# TASK
Look through the material below, count the lines containing the word "imgs", and state only the count.

· · · · · · ·

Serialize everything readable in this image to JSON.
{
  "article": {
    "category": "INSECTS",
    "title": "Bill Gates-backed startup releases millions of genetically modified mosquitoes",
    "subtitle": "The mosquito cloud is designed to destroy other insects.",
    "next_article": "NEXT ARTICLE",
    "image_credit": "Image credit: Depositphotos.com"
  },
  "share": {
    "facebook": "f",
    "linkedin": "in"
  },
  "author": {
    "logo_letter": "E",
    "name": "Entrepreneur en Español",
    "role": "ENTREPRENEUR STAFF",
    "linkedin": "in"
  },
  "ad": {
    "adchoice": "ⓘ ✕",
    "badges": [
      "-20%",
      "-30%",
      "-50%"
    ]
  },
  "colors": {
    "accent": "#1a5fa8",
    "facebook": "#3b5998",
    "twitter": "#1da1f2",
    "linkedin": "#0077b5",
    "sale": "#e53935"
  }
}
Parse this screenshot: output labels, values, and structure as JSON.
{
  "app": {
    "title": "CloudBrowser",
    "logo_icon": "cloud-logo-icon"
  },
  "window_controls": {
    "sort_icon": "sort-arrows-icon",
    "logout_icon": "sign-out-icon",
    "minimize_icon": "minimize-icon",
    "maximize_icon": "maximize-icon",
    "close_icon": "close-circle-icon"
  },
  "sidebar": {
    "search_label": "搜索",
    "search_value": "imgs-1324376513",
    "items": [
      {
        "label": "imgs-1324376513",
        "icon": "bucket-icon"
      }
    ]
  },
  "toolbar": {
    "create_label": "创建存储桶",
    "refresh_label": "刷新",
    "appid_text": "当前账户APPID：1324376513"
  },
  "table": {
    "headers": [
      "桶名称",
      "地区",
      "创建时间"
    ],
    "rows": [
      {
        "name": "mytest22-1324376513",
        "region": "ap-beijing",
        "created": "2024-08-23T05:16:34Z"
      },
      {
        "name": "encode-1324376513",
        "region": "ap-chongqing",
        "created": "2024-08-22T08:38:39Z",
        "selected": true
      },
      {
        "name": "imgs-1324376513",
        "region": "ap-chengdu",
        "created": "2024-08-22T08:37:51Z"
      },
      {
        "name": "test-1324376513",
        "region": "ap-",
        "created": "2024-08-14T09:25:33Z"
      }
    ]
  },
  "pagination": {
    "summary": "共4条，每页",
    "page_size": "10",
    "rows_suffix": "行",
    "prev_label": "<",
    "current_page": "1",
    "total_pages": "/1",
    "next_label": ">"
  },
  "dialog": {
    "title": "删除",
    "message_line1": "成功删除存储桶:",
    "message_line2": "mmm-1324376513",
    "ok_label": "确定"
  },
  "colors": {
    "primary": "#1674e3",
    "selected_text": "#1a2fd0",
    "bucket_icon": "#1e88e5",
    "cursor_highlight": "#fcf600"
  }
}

· · · · · · ·

# OUTPUT FOR THIS TASK
3